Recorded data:
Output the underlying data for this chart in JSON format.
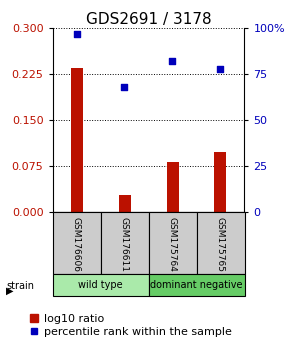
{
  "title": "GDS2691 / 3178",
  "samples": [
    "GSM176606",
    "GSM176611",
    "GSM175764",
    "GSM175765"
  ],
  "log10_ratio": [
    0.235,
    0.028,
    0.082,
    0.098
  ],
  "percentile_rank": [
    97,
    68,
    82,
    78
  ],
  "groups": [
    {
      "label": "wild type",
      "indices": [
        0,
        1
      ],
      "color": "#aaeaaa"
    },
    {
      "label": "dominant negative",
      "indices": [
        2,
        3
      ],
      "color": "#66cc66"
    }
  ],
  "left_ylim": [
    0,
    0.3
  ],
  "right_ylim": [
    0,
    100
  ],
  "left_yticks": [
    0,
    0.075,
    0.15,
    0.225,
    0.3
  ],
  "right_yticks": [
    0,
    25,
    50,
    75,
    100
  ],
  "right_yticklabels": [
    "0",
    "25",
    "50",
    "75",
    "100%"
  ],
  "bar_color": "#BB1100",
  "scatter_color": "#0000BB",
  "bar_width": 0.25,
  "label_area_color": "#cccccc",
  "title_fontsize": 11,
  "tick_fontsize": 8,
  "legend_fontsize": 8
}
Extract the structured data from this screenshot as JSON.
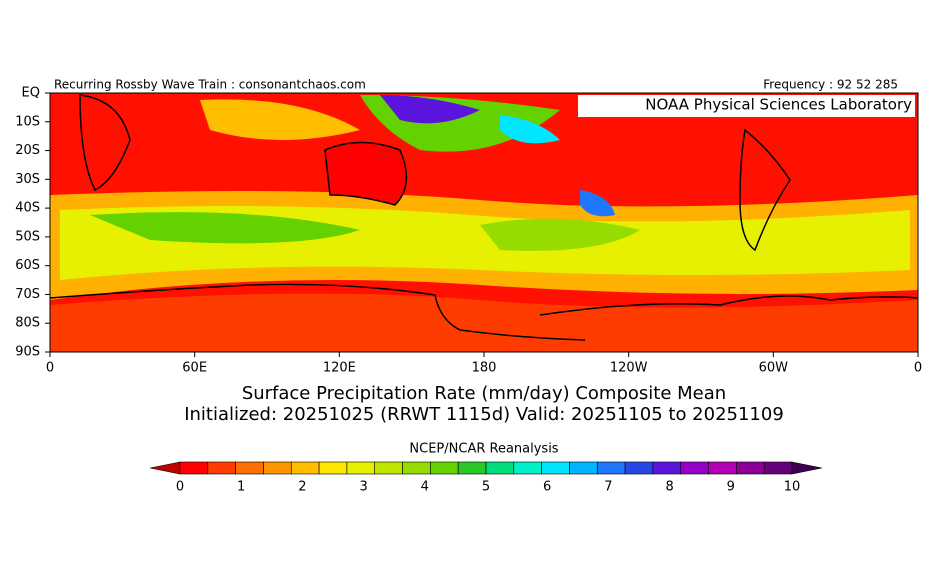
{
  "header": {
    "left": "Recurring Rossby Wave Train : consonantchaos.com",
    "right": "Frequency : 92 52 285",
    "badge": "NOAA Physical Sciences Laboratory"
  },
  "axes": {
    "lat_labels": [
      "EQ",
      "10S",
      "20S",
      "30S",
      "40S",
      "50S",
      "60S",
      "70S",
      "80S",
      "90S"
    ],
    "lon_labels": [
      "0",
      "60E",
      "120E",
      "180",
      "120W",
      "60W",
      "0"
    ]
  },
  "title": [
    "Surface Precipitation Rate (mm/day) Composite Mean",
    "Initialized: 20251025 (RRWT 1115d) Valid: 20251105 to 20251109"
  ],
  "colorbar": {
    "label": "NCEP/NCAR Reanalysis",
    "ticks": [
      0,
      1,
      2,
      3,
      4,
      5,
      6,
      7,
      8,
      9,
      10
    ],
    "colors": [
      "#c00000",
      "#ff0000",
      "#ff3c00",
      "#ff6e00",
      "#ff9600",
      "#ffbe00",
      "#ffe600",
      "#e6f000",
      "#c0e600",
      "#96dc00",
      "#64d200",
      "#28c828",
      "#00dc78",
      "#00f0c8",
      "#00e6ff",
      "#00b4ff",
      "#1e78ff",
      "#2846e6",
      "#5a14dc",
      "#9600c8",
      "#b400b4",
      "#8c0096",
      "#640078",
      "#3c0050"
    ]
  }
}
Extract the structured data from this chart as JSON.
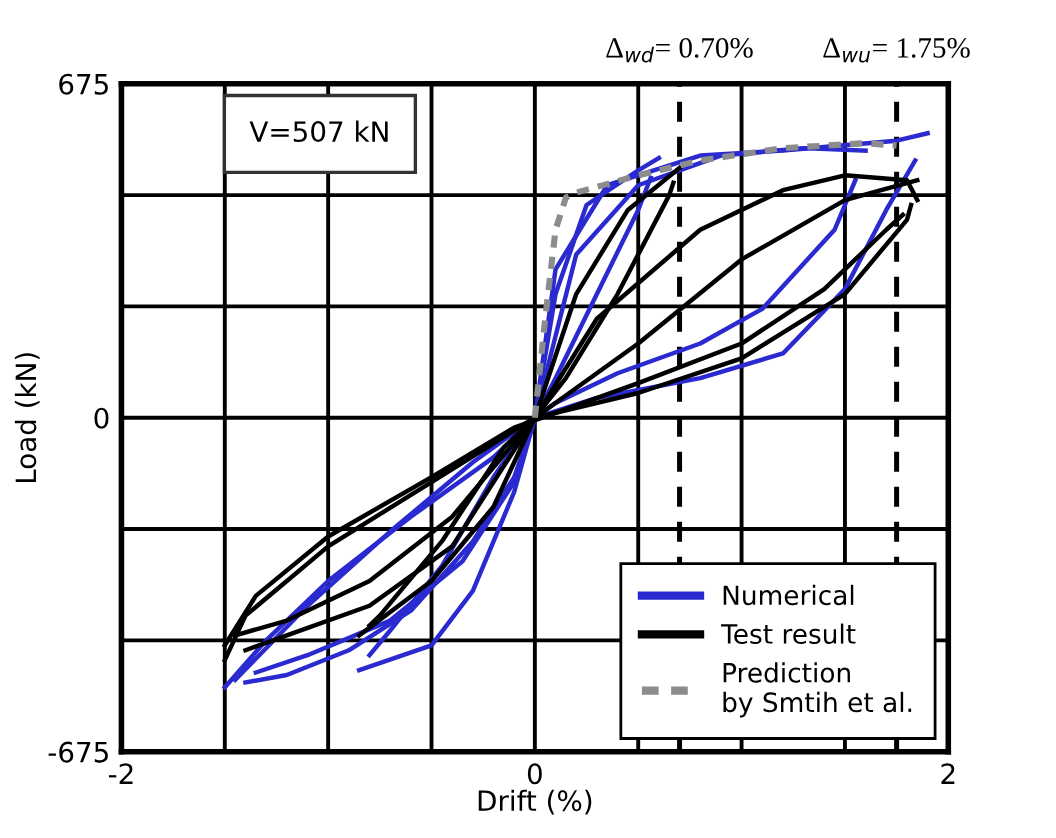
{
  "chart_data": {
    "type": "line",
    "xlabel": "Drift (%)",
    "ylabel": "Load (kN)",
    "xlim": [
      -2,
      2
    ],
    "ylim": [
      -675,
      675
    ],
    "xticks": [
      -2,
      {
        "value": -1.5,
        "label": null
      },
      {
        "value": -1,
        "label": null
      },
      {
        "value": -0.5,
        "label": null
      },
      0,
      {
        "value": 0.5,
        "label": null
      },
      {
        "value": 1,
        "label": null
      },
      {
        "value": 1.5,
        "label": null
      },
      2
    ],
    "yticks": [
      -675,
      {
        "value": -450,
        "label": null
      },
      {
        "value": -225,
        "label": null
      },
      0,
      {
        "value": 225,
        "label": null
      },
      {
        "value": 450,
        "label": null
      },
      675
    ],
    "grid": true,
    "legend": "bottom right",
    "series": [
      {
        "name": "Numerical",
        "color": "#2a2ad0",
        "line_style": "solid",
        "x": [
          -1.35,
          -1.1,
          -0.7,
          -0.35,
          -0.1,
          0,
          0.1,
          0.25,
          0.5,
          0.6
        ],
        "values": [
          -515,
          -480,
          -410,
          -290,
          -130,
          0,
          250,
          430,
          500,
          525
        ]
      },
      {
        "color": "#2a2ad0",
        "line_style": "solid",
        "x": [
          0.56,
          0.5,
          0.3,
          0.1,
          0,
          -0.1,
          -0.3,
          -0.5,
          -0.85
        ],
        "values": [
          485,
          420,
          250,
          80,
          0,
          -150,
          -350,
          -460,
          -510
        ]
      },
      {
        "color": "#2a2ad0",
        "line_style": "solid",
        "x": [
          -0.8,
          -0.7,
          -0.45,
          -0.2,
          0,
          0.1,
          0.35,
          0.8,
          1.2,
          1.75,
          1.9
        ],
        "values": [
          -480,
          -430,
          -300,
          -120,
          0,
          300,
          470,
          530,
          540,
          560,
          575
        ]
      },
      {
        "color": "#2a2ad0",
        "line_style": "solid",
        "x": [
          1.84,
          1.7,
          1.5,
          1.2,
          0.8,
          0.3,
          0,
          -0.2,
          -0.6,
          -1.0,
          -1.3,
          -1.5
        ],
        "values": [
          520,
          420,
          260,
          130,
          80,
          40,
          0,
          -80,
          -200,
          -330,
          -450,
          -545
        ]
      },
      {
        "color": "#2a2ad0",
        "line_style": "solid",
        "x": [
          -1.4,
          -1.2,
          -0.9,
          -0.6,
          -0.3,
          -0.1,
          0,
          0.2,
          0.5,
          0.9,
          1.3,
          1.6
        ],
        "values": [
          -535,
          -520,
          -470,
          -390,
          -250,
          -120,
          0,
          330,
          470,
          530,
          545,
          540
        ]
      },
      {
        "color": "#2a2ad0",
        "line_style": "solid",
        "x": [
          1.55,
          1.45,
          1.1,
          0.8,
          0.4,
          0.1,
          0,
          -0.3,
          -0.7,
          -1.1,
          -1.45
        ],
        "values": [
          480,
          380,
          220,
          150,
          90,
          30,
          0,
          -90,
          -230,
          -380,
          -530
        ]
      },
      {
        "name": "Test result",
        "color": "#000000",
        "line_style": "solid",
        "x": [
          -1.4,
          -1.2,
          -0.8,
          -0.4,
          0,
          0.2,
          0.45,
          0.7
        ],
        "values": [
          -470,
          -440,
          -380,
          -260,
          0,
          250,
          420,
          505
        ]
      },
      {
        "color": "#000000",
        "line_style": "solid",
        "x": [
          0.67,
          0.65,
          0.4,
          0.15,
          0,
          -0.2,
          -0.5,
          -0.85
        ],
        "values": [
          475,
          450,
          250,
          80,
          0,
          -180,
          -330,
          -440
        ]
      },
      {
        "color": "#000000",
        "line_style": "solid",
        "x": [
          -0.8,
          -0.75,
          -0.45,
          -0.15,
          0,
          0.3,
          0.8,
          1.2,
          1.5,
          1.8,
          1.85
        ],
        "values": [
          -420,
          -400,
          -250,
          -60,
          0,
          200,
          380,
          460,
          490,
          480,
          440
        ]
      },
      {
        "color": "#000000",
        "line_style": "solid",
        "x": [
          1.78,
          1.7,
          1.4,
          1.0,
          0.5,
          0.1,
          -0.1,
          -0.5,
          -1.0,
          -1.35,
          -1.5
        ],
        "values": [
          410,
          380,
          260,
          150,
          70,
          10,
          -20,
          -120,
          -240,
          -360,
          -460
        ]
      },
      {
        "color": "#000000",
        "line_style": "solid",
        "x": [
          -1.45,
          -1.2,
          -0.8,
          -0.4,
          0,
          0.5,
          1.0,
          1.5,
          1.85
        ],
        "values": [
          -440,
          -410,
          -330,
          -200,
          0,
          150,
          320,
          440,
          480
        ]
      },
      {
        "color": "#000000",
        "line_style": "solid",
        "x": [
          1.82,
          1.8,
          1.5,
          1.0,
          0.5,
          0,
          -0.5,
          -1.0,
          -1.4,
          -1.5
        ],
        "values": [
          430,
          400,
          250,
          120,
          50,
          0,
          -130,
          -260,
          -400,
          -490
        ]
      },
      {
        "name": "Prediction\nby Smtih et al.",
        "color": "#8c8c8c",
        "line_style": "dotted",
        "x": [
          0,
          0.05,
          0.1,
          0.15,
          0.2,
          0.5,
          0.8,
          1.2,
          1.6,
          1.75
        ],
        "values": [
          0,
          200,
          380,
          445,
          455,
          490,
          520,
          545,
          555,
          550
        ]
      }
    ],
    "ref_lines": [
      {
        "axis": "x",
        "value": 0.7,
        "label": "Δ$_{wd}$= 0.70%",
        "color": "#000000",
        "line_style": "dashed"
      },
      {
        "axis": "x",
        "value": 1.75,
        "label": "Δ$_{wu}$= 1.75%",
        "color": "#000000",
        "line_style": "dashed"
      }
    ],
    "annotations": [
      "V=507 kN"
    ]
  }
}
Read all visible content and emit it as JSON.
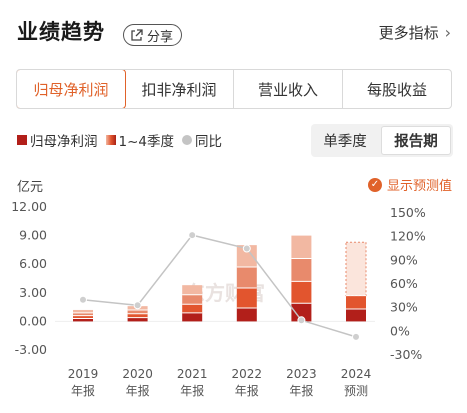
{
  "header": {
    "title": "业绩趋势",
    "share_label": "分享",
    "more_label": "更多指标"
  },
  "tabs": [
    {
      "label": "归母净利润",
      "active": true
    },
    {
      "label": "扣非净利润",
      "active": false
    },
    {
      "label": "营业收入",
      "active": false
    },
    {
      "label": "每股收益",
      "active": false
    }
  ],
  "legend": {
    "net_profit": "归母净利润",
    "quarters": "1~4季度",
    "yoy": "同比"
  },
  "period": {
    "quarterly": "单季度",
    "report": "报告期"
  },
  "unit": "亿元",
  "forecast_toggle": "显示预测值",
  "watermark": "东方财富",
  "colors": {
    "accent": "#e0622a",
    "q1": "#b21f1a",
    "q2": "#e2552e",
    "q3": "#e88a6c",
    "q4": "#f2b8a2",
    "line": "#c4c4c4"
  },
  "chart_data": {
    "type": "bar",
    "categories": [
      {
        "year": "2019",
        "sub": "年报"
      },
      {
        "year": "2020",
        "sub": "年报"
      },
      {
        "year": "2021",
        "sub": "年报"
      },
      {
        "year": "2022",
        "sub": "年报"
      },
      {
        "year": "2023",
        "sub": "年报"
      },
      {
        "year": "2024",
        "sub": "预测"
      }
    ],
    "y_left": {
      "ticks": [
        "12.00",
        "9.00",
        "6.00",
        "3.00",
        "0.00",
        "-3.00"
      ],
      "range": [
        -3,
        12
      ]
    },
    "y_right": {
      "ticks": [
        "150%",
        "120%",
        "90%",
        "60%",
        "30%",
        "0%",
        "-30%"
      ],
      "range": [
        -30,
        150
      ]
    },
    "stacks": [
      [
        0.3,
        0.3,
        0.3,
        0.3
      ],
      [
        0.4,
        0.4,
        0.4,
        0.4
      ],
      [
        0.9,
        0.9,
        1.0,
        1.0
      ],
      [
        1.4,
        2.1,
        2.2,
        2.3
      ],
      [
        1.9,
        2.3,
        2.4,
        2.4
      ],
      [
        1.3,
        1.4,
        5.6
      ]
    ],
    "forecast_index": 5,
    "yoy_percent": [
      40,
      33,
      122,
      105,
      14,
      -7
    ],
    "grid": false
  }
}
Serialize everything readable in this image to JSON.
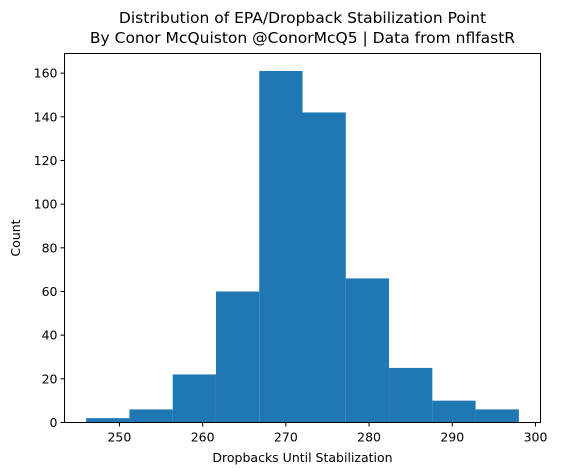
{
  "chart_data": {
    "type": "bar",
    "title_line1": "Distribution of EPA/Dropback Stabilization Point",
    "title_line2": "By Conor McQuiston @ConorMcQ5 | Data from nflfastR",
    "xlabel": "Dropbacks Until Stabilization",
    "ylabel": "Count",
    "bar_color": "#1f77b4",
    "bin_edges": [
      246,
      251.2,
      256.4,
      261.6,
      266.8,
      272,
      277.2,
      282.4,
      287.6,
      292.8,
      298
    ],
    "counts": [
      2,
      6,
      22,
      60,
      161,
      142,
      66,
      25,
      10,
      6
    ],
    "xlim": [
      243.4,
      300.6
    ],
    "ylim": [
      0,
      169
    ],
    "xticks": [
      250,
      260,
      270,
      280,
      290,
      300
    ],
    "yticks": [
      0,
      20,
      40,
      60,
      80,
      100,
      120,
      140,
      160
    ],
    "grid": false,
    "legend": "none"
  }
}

Challenge
Count the lines above in which the word "Extract" appears, then state only that count.

Solved problem
2